WORK TO BE COMPLETED
In the article on vascular closure devices below, which closure system does Metzger say he prefers to use?

++++ PASSAGE SHOWN ++++

Monday, September 27, 2010

TCT: Weighing the risks and benefits of vascular closures

WASHINGTON, D.C.–Vascular closure devices can be successfully deployed and off-label devices not approved by the FDA can be used when they are evaluated on a patient-by-patient basis weighing the risks, benefits and cost, said D. Christopher Metzger, MD, of the Wellmont Holston Valley Medical Center in Kingsport, Tenn., during a presentation Sept. 24 at the 2010 Transcatheter Cardiovascular Therapeutics (TCT)  annual scientific meeting.
“The truth is, while we all try to use FDA-approved techniques and products, in the art of medicine, there come situations where there is no FDA approval out there to guide,” said Metzger. “In those cases, we have to individualize and use our clinical judgment and available evidence for the best interest of our patients.”
Often during peripheral artery intervention, a unique, alternative closure site is necessary when the usual route becomes blocked, Metzger said, “We often need popliteal artery access, radial access, large venous sheaths and the occasional puncture of the subclavian artery.”
With what Metzger called these “unique” accesses, he said that patients may benefit even more from closure devices due to the fact that often nurses are not familiar with pulling sheaths from these locations and the difficult nature of closure of some access sites, including the small popliteal artery.

Metzger explained that the antegrade popliteal artery or brachial arteries are harder to compress because of their smaller size. “If I open tiny arteries, I really don’t want you to sit there holding pressure for 15 to 20 minutes right after I finish it,” he said.
Metzger said that you must ensure that you are individualizing the risk/benefit ratio and costs prior to a procedure; use an angiogram to see whether or not you should use various devices; and individualize the closure devices to the particular patient artery.
Metzger offered that the Angio-Seal (St. Jude Medical) may not work best for smaller arteries like the brachial or popliteal arteries due to the size of the device left behind in the artery after closure. While he prefers using the Perclose ProGlide vascular closure system (Abbott Vascular), he said that you must be careful of the leading edge during peripheral work, particularly when maneuvering around a chronic total occlusion (CTO) or stent. He noted that the Perclose devices work best in the brachial arteries, popliteal arteries and sometimes even extravascular cases.
He also offered that the antegrade closure approaches are more complex compared with retrograde approaches because of the likelihood of puncturing the superficial femoral artery located in a higher position. However, Metzger noted that the Angio-Seal device may work best in these cases.

++++ DATA SHOWN ++++

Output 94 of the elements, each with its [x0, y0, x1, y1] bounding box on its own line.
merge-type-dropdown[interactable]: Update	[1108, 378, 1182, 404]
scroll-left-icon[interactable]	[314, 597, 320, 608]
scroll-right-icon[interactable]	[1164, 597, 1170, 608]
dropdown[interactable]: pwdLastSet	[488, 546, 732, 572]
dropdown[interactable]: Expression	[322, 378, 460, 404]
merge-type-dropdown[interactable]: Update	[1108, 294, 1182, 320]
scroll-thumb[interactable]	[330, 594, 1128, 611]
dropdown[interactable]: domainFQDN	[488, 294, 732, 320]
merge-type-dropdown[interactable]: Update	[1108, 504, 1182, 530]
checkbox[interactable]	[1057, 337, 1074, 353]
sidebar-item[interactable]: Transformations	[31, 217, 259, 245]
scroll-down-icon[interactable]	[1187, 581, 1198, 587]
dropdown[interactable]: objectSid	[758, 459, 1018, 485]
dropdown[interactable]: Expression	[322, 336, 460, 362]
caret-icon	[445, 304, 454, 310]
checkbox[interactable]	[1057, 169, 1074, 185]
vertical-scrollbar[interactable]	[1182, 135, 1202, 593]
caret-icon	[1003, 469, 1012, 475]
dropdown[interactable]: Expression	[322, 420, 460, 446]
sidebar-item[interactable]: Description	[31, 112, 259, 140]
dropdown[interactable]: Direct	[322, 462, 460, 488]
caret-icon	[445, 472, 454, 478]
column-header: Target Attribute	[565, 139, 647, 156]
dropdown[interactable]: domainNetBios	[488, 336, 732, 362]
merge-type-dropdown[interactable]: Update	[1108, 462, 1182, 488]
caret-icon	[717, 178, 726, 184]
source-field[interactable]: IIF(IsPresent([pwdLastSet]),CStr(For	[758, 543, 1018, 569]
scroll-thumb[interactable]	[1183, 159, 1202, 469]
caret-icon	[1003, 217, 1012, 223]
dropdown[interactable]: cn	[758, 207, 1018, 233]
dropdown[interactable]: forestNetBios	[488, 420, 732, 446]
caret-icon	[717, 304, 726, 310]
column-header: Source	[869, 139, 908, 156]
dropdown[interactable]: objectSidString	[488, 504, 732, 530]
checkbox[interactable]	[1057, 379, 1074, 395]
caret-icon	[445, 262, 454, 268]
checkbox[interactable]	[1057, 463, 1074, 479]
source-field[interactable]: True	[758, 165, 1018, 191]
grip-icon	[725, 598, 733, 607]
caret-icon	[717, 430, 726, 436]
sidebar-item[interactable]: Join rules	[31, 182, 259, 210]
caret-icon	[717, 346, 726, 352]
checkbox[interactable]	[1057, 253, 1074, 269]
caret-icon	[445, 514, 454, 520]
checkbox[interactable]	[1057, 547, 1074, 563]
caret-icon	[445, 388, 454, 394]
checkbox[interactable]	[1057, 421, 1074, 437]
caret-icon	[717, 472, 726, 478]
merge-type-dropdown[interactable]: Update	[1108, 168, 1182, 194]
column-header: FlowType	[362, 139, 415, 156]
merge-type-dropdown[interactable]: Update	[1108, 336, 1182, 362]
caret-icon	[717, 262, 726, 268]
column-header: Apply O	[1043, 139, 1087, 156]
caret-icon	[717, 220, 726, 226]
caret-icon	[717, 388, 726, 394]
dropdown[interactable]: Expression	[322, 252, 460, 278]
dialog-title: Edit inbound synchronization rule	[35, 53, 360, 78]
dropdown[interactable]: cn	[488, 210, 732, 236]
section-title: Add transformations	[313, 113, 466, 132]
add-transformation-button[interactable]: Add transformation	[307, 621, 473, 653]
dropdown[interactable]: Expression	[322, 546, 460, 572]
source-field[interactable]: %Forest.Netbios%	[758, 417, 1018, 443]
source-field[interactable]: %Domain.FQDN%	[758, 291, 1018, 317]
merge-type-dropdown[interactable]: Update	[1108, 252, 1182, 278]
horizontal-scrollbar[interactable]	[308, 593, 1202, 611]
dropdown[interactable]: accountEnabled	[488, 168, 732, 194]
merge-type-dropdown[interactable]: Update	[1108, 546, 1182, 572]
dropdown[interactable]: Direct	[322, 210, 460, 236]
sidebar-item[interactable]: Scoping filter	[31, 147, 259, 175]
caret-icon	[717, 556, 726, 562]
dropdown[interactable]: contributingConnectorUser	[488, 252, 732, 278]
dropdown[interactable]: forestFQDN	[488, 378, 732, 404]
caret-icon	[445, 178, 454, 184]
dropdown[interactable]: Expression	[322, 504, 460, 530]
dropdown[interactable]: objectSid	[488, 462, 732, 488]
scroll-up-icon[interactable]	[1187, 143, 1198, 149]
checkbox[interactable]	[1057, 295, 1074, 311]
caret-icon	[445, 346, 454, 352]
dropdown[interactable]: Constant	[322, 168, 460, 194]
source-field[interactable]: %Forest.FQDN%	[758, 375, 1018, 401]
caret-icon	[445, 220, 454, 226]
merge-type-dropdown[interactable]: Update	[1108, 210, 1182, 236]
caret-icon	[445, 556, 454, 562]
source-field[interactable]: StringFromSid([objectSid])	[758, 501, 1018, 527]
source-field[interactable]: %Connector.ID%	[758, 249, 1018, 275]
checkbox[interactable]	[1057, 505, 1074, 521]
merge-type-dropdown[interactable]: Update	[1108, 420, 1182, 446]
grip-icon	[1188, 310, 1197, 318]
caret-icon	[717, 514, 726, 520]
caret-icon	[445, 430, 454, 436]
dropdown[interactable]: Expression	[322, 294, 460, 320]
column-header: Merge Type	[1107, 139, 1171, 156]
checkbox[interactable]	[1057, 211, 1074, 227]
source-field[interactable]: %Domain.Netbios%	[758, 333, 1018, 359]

++++

EXERCISE RESPONSE
The Perclose ProGlide vascular closure system (Abbott Vascular).